(Dataset items)
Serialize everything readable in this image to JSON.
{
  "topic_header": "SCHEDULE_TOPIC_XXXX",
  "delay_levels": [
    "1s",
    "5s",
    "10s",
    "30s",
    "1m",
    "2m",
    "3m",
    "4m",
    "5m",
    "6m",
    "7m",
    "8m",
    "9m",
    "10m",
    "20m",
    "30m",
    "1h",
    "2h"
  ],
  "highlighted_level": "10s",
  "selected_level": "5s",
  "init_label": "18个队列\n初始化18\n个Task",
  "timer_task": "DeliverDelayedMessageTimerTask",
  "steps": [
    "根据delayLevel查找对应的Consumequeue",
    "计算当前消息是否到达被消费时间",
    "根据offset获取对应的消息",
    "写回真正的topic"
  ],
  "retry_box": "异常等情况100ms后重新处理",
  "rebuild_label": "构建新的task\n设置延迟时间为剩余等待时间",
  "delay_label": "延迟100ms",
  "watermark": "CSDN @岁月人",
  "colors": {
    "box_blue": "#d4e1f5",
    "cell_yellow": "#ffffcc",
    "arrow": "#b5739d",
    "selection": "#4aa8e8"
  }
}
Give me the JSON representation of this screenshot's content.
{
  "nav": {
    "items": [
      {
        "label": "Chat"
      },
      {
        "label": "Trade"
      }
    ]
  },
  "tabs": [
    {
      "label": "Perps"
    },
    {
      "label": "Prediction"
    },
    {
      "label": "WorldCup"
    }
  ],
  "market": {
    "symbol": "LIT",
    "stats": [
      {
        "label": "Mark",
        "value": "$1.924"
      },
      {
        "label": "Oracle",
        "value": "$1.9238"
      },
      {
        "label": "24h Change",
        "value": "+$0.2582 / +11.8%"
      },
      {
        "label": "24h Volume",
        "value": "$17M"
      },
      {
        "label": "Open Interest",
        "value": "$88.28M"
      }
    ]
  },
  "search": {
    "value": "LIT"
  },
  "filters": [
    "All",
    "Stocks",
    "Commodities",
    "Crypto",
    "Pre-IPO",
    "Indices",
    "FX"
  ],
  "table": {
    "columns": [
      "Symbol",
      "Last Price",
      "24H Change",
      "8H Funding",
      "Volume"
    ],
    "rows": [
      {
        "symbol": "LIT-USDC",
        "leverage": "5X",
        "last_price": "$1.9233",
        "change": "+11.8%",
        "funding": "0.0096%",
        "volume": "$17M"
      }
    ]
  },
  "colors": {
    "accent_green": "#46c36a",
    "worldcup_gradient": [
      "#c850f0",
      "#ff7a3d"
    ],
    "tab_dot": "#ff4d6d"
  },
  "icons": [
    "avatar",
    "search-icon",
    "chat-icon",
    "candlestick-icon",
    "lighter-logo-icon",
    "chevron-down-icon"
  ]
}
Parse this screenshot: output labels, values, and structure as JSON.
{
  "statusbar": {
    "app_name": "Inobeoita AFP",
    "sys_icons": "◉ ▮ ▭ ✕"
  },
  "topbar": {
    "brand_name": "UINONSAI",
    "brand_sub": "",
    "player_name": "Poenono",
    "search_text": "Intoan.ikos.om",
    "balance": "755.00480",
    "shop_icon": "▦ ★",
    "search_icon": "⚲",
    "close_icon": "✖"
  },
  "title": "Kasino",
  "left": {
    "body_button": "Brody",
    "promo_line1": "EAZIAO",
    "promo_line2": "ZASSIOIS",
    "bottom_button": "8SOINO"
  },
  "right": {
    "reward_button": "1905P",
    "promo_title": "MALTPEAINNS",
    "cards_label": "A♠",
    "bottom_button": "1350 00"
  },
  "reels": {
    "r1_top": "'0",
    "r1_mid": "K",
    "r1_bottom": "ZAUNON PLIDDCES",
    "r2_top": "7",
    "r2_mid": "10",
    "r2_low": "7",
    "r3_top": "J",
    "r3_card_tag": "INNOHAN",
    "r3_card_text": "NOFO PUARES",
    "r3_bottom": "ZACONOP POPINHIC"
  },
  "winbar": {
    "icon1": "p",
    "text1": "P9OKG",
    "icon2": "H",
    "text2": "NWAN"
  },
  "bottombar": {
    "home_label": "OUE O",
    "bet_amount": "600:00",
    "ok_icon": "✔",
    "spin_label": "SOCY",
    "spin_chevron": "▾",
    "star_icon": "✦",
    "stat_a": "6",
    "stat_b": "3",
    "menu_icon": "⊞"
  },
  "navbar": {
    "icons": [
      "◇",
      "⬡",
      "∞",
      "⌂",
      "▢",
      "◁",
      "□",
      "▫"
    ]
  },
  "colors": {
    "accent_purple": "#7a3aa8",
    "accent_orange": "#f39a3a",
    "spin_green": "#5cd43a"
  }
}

● **What to produce**: Would you give the material above again, complete and exact?

● **In response**:
Serialize everything readable in this image to JSON.
{
  "topic_header": "SCHEDULE_TOPIC_XXXX",
  "delay_levels": [
    "1s",
    "5s",
    "10s",
    "30s",
    "1m",
    "2m",
    "3m",
    "4m",
    "5m",
    "6m",
    "7m",
    "8m",
    "9m",
    "10m",
    "20m",
    "30m",
    "1h",
    "2h"
  ],
  "highlighted_level": "10s",
  "selected_level": "5s",
  "init_label": "18个队列\n初始化18\n个Task",
  "timer_task": "DeliverDelayedMessageTimerTask",
  "steps": [
    "根据delayLevel查找对应的Consumequeue",
    "计算当前消息是否到达被消费时间",
    "根据offset获取对应的消息",
    "写回真正的topic"
  ],
  "retry_box": "异常等情况100ms后重新处理",
  "rebuild_label": "构建新的task\n设置延迟时间为剩余等待时间",
  "delay_label": "延迟100ms",
  "watermark": "CSDN @岁月人",
  "colors": {
    "box_blue": "#d4e1f5",
    "cell_yellow": "#ffffcc",
    "arrow": "#b5739d",
    "selection": "#4aa8e8"
  }
}
Give me the JSON representation of this screenshot's content.
{
  "nav": {
    "items": [
      {
        "label": "Chat"
      },
      {
        "label": "Trade"
      }
    ]
  },
  "tabs": [
    {
      "label": "Perps"
    },
    {
      "label": "Prediction"
    },
    {
      "label": "WorldCup"
    }
  ],
  "market": {
    "symbol": "LIT",
    "stats": [
      {
        "label": "Mark",
        "value": "$1.924"
      },
      {
        "label": "Oracle",
        "value": "$1.9238"
      },
      {
        "label": "24h Change",
        "value": "+$0.2582 / +11.8%"
      },
      {
        "label": "24h Volume",
        "value": "$17M"
      },
      {
        "label": "Open Interest",
        "value": "$88.28M"
      }
    ]
  },
  "search": {
    "value": "LIT"
  },
  "filters": [
    "All",
    "Stocks",
    "Commodities",
    "Crypto",
    "Pre-IPO",
    "Indices",
    "FX"
  ],
  "table": {
    "columns": [
      "Symbol",
      "Last Price",
      "24H Change",
      "8H Funding",
      "Volume"
    ],
    "rows": [
      {
        "symbol": "LIT-USDC",
        "leverage": "5X",
        "last_price": "$1.9233",
        "change": "+11.8%",
        "funding": "0.0096%",
        "volume": "$17M"
      }
    ]
  },
  "colors": {
    "accent_green": "#46c36a",
    "worldcup_gradient": [
      "#c850f0",
      "#ff7a3d"
    ],
    "tab_dot": "#ff4d6d"
  },
  "icons": [
    "avatar",
    "search-icon",
    "chat-icon",
    "candlestick-icon",
    "lighter-logo-icon",
    "chevron-down-icon"
  ]
}
Parse this screenshot: output labels, values, and structure as JSON.
{
  "statusbar": {
    "app_name": "Inobeoita AFP",
    "sys_icons": "◉ ▮ ▭ ✕"
  },
  "topbar": {
    "brand_name": "UINONSAI",
    "brand_sub": "",
    "player_name": "Poenono",
    "search_text": "Intoan.ikos.om",
    "balance": "755.00480",
    "shop_icon": "▦ ★",
    "search_icon": "⚲",
    "close_icon": "✖"
  },
  "title": "Kasino",
  "left": {
    "body_button": "Brody",
    "promo_line1": "EAZIAO",
    "promo_line2": "ZASSIOIS",
    "bottom_button": "8SOINO"
  },
  "right": {
    "reward_button": "1905P",
    "promo_title": "MALTPEAINNS",
    "cards_label": "A♠",
    "bottom_button": "1350 00"
  },
  "reels": {
    "r1_top": "'0",
    "r1_mid": "K",
    "r1_bottom": "ZAUNON PLIDDCES",
    "r2_top": "7",
    "r2_mid": "10",
    "r2_low": "7",
    "r3_top": "J",
    "r3_card_tag": "INNOHAN",
    "r3_card_text": "NOFO PUARES",
    "r3_bottom": "ZACONOP POPINHIC"
  },
  "winbar": {
    "icon1": "p",
    "text1": "P9OKG",
    "icon2": "H",
    "text2": "NWAN"
  },
  "bottombar": {
    "home_label": "OUE O",
    "bet_amount": "600:00",
    "ok_icon": "✔",
    "spin_label": "SOCY",
    "spin_chevron": "▾",
    "star_icon": "✦",
    "stat_a": "6",
    "stat_b": "3",
    "menu_icon": "⊞"
  },
  "navbar": {
    "icons": [
      "◇",
      "⬡",
      "∞",
      "⌂",
      "▢",
      "◁",
      "□",
      "▫"
    ]
  },
  "colors": {
    "accent_purple": "#7a3aa8",
    "accent_orange": "#f39a3a",
    "spin_green": "#5cd43a"
  }
}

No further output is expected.